--- DATA PROVIDED ---

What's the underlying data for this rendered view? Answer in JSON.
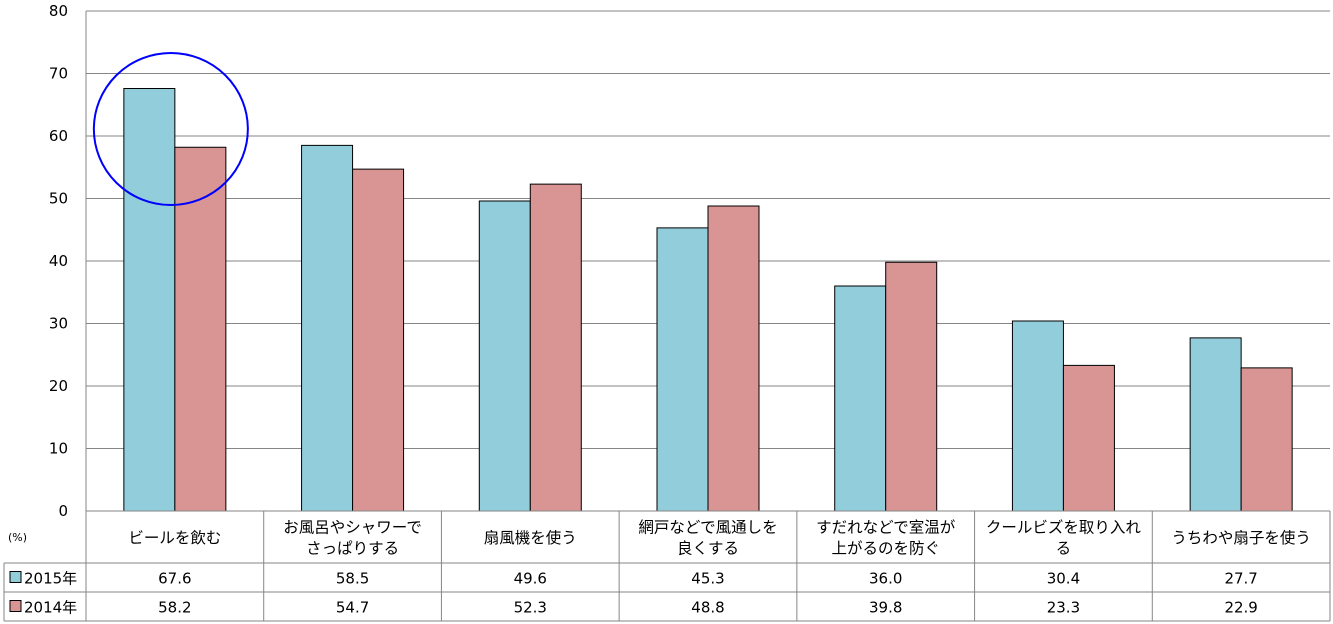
{
  "chart_data": {
    "type": "bar",
    "unit_label": "(%)",
    "categories": [
      [
        "ビールを飲む"
      ],
      [
        "お風呂やシャワーで",
        "さっぱりする"
      ],
      [
        "扇風機を使う"
      ],
      [
        "網戸などで風通しを",
        "良くする"
      ],
      [
        "すだれなどで室温が",
        "上がるのを防ぐ"
      ],
      [
        "クールビズを取り入れ",
        "る"
      ],
      [
        "うちわや扇子を使う"
      ]
    ],
    "series": [
      {
        "name": "2015年",
        "values": [
          67.6,
          58.5,
          49.6,
          45.3,
          36.0,
          30.4,
          27.7
        ],
        "labels": [
          "67.6",
          "58.5",
          "49.6",
          "45.3",
          "36.0",
          "30.4",
          "27.7"
        ],
        "color": "#92cddc"
      },
      {
        "name": "2014年",
        "values": [
          58.2,
          54.7,
          52.3,
          48.8,
          39.8,
          23.3,
          22.9
        ],
        "labels": [
          "58.2",
          "54.7",
          "52.3",
          "48.8",
          "39.8",
          "23.3",
          "22.9"
        ],
        "color": "#d99594"
      }
    ],
    "ylim": [
      0,
      80
    ],
    "yticks": [
      0,
      10,
      20,
      30,
      40,
      50,
      60,
      70,
      80
    ],
    "grid": true,
    "highlight_category_index": 0,
    "highlight_color": "#0000ff"
  }
}
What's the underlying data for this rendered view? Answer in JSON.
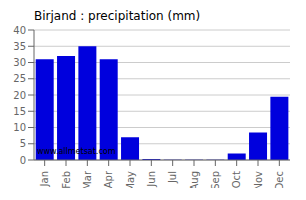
{
  "chart_data": {
    "type": "bar",
    "title": "Birjand : precipitation (mm)",
    "categories": [
      "Jan",
      "Feb",
      "Mar",
      "Apr",
      "May",
      "Jun",
      "Jul",
      "Aug",
      "Sep",
      "Oct",
      "Nov",
      "Dec"
    ],
    "values": [
      31,
      32,
      35,
      31,
      7,
      0.3,
      0.1,
      0.1,
      0.1,
      2,
      8.5,
      19.5
    ],
    "color": "#0000DD",
    "ylim": [
      0,
      40
    ],
    "yticks": [
      0,
      5,
      10,
      15,
      20,
      25,
      30,
      35,
      40
    ],
    "grid": true,
    "annotations": [
      "www.allmetsat.com"
    ]
  }
}
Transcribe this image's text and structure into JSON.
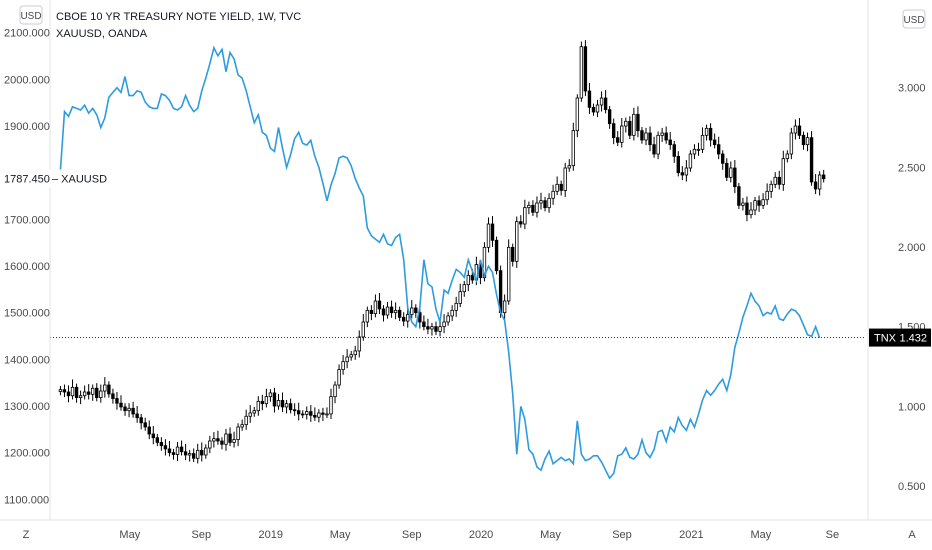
{
  "chart_data": {
    "type": "line",
    "legend": [
      "CBOE 10 YR TREASURY NOTE YIELD, 1W, TVC",
      "XAUUSD, OANDA"
    ],
    "left_axis": {
      "currency_label": "USD",
      "ticks": [
        "1100.000",
        "1200.000",
        "1300.000",
        "1400.000",
        "1500.000",
        "1600.000",
        "1700.000",
        "1900.000",
        "2000.000",
        "2100.000"
      ],
      "tick_values": [
        1100,
        1200,
        1300,
        1400,
        1500,
        1600,
        1700,
        1900,
        2000,
        2100
      ],
      "range": [
        1060,
        2170
      ]
    },
    "right_axis": {
      "currency_label": "USD",
      "ticks": [
        "0.500",
        "1.000",
        "1.500",
        "2.000",
        "2.500",
        "3.000"
      ],
      "tick_values": [
        0.5,
        1.0,
        1.5,
        2.0,
        2.5,
        3.0
      ],
      "range": [
        0.3,
        3.55
      ]
    },
    "x_axis": {
      "labels": [
        "May",
        "Sep",
        "2019",
        "May",
        "Sep",
        "2020",
        "May",
        "Sep",
        "2021",
        "May",
        "Se"
      ],
      "label_dates": [
        2018.33,
        2018.67,
        2019.0,
        2019.33,
        2019.67,
        2020.0,
        2020.33,
        2020.67,
        2021.0,
        2021.33,
        2021.67
      ],
      "range": [
        2017.96,
        2021.83
      ],
      "corner_left": "Z",
      "corner_right": "A"
    },
    "price_labels": {
      "gold_last": "1787.450",
      "gold_name": "XAUUSD",
      "tnx_name": "TNX",
      "tnx_last": "1.432",
      "tnx_last_value": 1.432
    },
    "series": [
      {
        "name": "XAUUSD, OANDA",
        "type": "candlestick",
        "axis": "left",
        "start": 2018.0,
        "step": 0.0192,
        "closes": [
          1335,
          1330,
          1322,
          1340,
          1318,
          1322,
          1330,
          1325,
          1338,
          1318,
          1332,
          1345,
          1326,
          1316,
          1306,
          1298,
          1290,
          1295,
          1283,
          1275,
          1264,
          1255,
          1240,
          1232,
          1222,
          1215,
          1208,
          1200,
          1196,
          1212,
          1202,
          1195,
          1198,
          1188,
          1205,
          1195,
          1210,
          1225,
          1230,
          1225,
          1218,
          1240,
          1222,
          1228,
          1255,
          1260,
          1278,
          1285,
          1290,
          1310,
          1305,
          1320,
          1328,
          1300,
          1312,
          1298,
          1305,
          1292,
          1290,
          1283,
          1282,
          1288,
          1280,
          1276,
          1285,
          1282,
          1283,
          1320,
          1345,
          1378,
          1395,
          1405,
          1410,
          1418,
          1448,
          1480,
          1505,
          1498,
          1525,
          1508,
          1495,
          1512,
          1500,
          1505,
          1490,
          1482,
          1496,
          1510,
          1500,
          1480,
          1470,
          1465,
          1470,
          1460,
          1470,
          1480,
          1493,
          1505,
          1520,
          1545,
          1560,
          1580,
          1570,
          1603,
          1575,
          1640,
          1690,
          1655,
          1590,
          1500,
          1525,
          1640,
          1610,
          1695,
          1690,
          1725,
          1730,
          1715,
          1735,
          1740,
          1725,
          1745,
          1760,
          1775,
          1762,
          1810,
          1815,
          1890,
          1960,
          2070,
          1975,
          1940,
          1930,
          1945,
          1960,
          1935,
          1905,
          1875,
          1865,
          1900,
          1910,
          1880,
          1925,
          1890,
          1870,
          1885,
          1860,
          1840,
          1880,
          1885,
          1870,
          1860,
          1835,
          1800,
          1795,
          1810,
          1840,
          1850,
          1850,
          1880,
          1895,
          1870,
          1860,
          1840,
          1820,
          1790,
          1810,
          1770,
          1730,
          1735,
          1710,
          1720,
          1740,
          1730,
          1742,
          1760,
          1775,
          1790,
          1775,
          1830,
          1840,
          1885,
          1900,
          1880,
          1860,
          1875,
          1780,
          1765,
          1795,
          1787
        ]
      },
      {
        "name": "CBOE 10 YR TREASURY NOTE YIELD, 1W, TVC",
        "type": "line",
        "axis": "right",
        "color": "#2e9be0",
        "start": 2018.0,
        "step": 0.0192,
        "values": [
          2.48,
          2.85,
          2.82,
          2.88,
          2.87,
          2.86,
          2.89,
          2.84,
          2.87,
          2.83,
          2.75,
          2.81,
          2.94,
          2.97,
          3.0,
          2.97,
          3.07,
          2.95,
          2.95,
          2.98,
          2.97,
          2.91,
          2.88,
          2.87,
          2.87,
          2.96,
          2.95,
          2.92,
          2.87,
          2.86,
          2.88,
          2.95,
          2.89,
          2.85,
          2.87,
          2.98,
          3.06,
          3.15,
          3.25,
          3.2,
          3.24,
          3.1,
          3.22,
          3.18,
          3.08,
          3.06,
          2.98,
          2.88,
          2.78,
          2.83,
          2.72,
          2.7,
          2.62,
          2.6,
          2.75,
          2.62,
          2.5,
          2.58,
          2.68,
          2.72,
          2.65,
          2.64,
          2.67,
          2.57,
          2.5,
          2.4,
          2.29,
          2.39,
          2.46,
          2.56,
          2.57,
          2.56,
          2.51,
          2.43,
          2.37,
          2.32,
          2.12,
          2.07,
          2.05,
          2.03,
          2.08,
          2.02,
          2.01,
          2.06,
          2.08,
          1.92,
          1.62,
          1.53,
          1.5,
          1.62,
          1.92,
          1.77,
          1.75,
          1.61,
          1.53,
          1.73,
          1.71,
          1.79,
          1.86,
          1.84,
          1.81,
          1.92,
          1.85,
          1.79,
          1.92,
          1.82,
          1.88,
          1.84,
          1.7,
          1.59,
          1.54,
          1.34,
          1.08,
          0.7,
          1.0,
          0.92,
          0.73,
          0.7,
          0.62,
          0.6,
          0.67,
          0.72,
          0.64,
          0.66,
          0.68,
          0.66,
          0.67,
          0.64,
          0.91,
          0.7,
          0.66,
          0.67,
          0.69,
          0.69,
          0.65,
          0.6,
          0.55,
          0.58,
          0.69,
          0.7,
          0.74,
          0.68,
          0.67,
          0.7,
          0.79,
          0.71,
          0.68,
          0.73,
          0.84,
          0.85,
          0.78,
          0.87,
          0.84,
          0.93,
          0.88,
          0.85,
          0.92,
          0.87,
          0.95,
          1.04,
          1.1,
          1.07,
          1.1,
          1.14,
          1.17,
          1.1,
          1.2,
          1.37,
          1.46,
          1.56,
          1.63,
          1.71,
          1.66,
          1.63,
          1.57,
          1.59,
          1.58,
          1.63,
          1.55,
          1.54,
          1.58,
          1.61,
          1.6,
          1.57,
          1.51,
          1.45,
          1.44,
          1.5,
          1.43
        ]
      }
    ],
    "grid": false,
    "dotted_reference_line": true
  }
}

---

GIVEN PROBLEM> Using the records above, list each line that includes "XAUUSD".

RIGHT ANSWER>
      "XAUUSD, OANDA"
      "gold_name": "XAUUSD",
        "name": "XAUUSD, OANDA",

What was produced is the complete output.